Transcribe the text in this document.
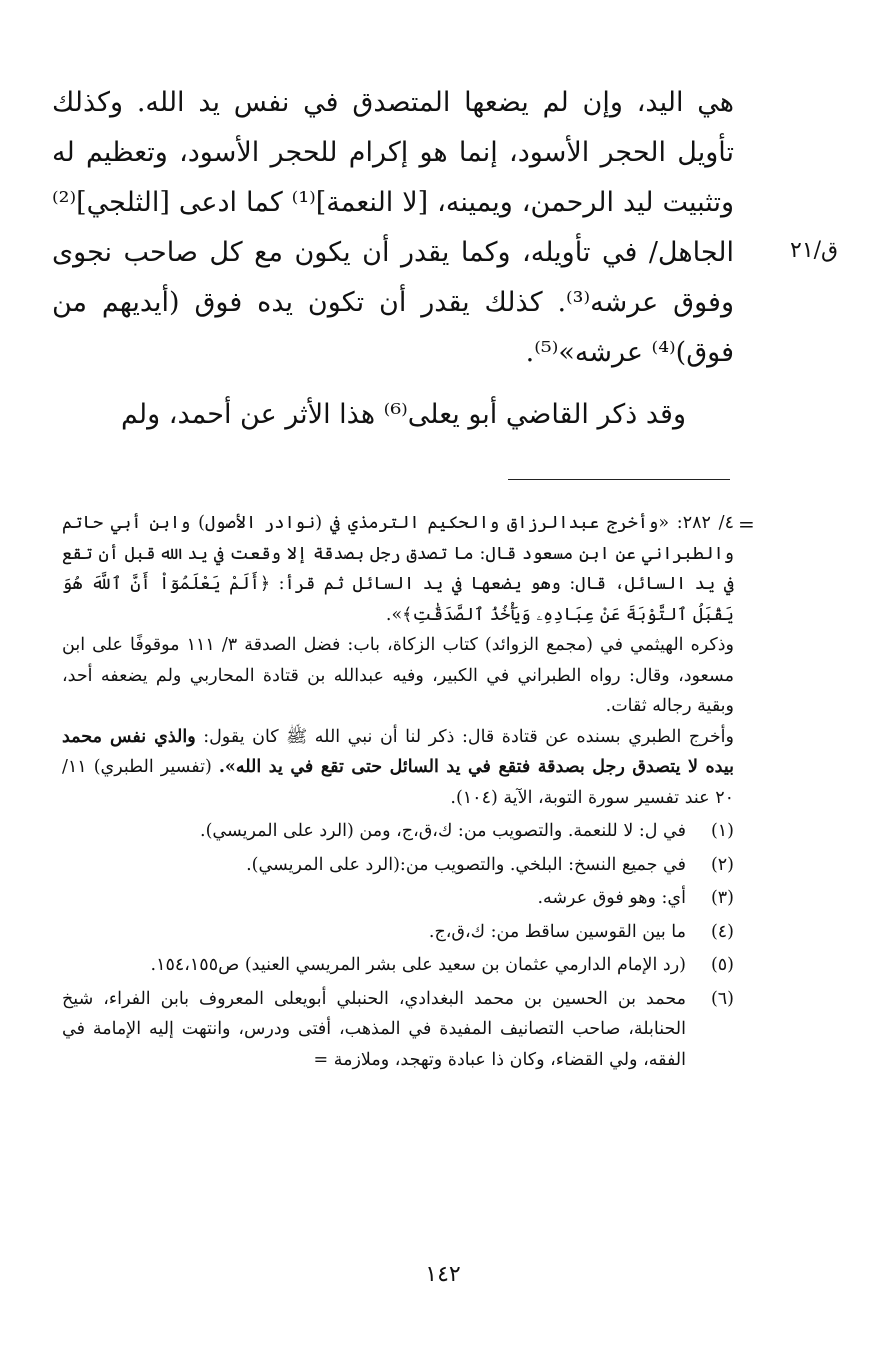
هي اليد، وإن لم يضعها المتصدق في نفس يد الله. وكذلك تأويل الحجر الأسود، إنما هو إكرام للحجر الأسود، وتعظيم له وتثبيت ليد الرحمن، ويمينه، [لا النعمة]⁽¹⁾ كما ادعى [الثلجي]⁽²⁾ الجاهل/ في تأويله، وكما يقدر أن يكون مع كل صاحب نجوى وفوق عرشه⁽³⁾. كذلك يقدر أن تكون يده فوق (أيديهم من فوق)⁽⁴⁾ عرشه»⁽⁵⁾.

وقد ذكر القاضي أبو يعلى⁽⁶⁾ هذا الأثر عن أحمد، ولم

ق/٢١
=

٤/ ٢٨٢: «وأخرج عبدالرزاق والحكيم الترمذي في (نوادر الأصول) وابن أبي حاتم والطبراني عن ابن مسعود قال: ما تصدق رجل بصدقة إلا وقعت في يد الله قبل أن تقع في يد السائل، قال: وهو يضعها في يد السائل ثم قرأ: ﴿أَلَمْ يَعْلَمُوٓاْ أَنَّ ٱللَّهَ هُوَ يَقْبَلُ ٱلتَّوْبَةَ عَنْ عِبَادِهِۦ وَيَأْخُذُ ٱلصَّدَقَٰتِ﴾».

وذكره الهيثمي في (مجمع الزوائد) كتاب الزكاة، باب: فضل الصدقة ٣/ ١١١ موقوفًا على ابن مسعود، وقال: رواه الطبراني في الكبير، وفيه عبدالله بن قتادة المحاربي ولم يضعفه أحد، وبقية رجاله ثقات.

وأخرج الطبري بسنده عن قتادة قال: ذكر لنا أن نبي الله ﷺ كان يقول: والذي نفس محمد بيده لا يتصدق رجل بصدقة فتقع في يد السائل حتى تقع في يد الله». (تفسير الطبري) ١١/ ٢٠ عند تفسير سورة التوبة، الآية (١٠٤).

(١)
في ل: لا للنعمة. والتصويب من: ك،ق،ج، ومن (الرد على المريسي).
(٢)
في جميع النسخ: البلخي. والتصويب من:(الرد على المريسي).
(٣)
أي: وهو فوق عرشه.
(٤)
ما بين القوسين ساقط من: ك،ق،ج.
(٥)
(رد الإمام الدارمي عثمان بن سعيد على بشر المريسي العنيد) ص١٥٤،١٥٥.
(٦)
محمد بن الحسين بن محمد البغدادي، الحنبلي أبويعلى المعروف بابن الفراء، شيخ الحنابلة، صاحب التصانيف المفيدة في المذهب، أفتى ودرس، وانتهت إليه الإمامة في الفقه، ولي القضاء، وكان ذا عبادة وتهجد، وملازمة =
١٤٢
■ ■ ■ ■
▶ _Your instructions_: Output the material word for word, omitting its pictures.

▶ _Correct result_:
Transcribe the text in this document.
هي اليد، وإن لم يضعها المتصدق في نفس يد الله. وكذلك تأويل الحجر الأسود، إنما هو إكرام للحجر الأسود، وتعظيم له وتثبيت ليد الرحمن، ويمينه، [لا النعمة]⁽¹⁾ كما ادعى [الثلجي]⁽²⁾ الجاهل/ في تأويله، وكما يقدر أن يكون مع كل صاحب نجوى وفوق عرشه⁽³⁾. كذلك يقدر أن تكون يده فوق (أيديهم من فوق)⁽⁴⁾ عرشه»⁽⁵⁾.

وقد ذكر القاضي أبو يعلى⁽⁶⁾ هذا الأثر عن أحمد، ولم

ق/٢١
=

٤/ ٢٨٢: «وأخرج عبدالرزاق والحكيم الترمذي في (نوادر الأصول) وابن أبي حاتم والطبراني عن ابن مسعود قال: ما تصدق رجل بصدقة إلا وقعت في يد الله قبل أن تقع في يد السائل، قال: وهو يضعها في يد السائل ثم قرأ: ﴿أَلَمْ يَعْلَمُوٓاْ أَنَّ ٱللَّهَ هُوَ يَقْبَلُ ٱلتَّوْبَةَ عَنْ عِبَادِهِۦ وَيَأْخُذُ ٱلصَّدَقَٰتِ﴾».

وذكره الهيثمي في (مجمع الزوائد) كتاب الزكاة، باب: فضل الصدقة ٣/ ١١١ موقوفًا على ابن مسعود، وقال: رواه الطبراني في الكبير، وفيه عبدالله بن قتادة المحاربي ولم يضعفه أحد، وبقية رجاله ثقات.

وأخرج الطبري بسنده عن قتادة قال: ذكر لنا أن نبي الله ﷺ كان يقول: والذي نفس محمد بيده لا يتصدق رجل بصدقة فتقع في يد السائل حتى تقع في يد الله». (تفسير الطبري) ١١/ ٢٠ عند تفسير سورة التوبة، الآية (١٠٤).

(١)
في ل: لا للنعمة. والتصويب من: ك،ق،ج، ومن (الرد على المريسي).
(٢)
في جميع النسخ: البلخي. والتصويب من:(الرد على المريسي).
(٣)
أي: وهو فوق عرشه.
(٤)
ما بين القوسين ساقط من: ك،ق،ج.
(٥)
(رد الإمام الدارمي عثمان بن سعيد على بشر المريسي العنيد) ص١٥٤،١٥٥.
(٦)
محمد بن الحسين بن محمد البغدادي، الحنبلي أبويعلى المعروف بابن الفراء، شيخ الحنابلة، صاحب التصانيف المفيدة في المذهب، أفتى ودرس، وانتهت إليه الإمامة في الفقه، ولي القضاء، وكان ذا عبادة وتهجد، وملازمة =
١٤٢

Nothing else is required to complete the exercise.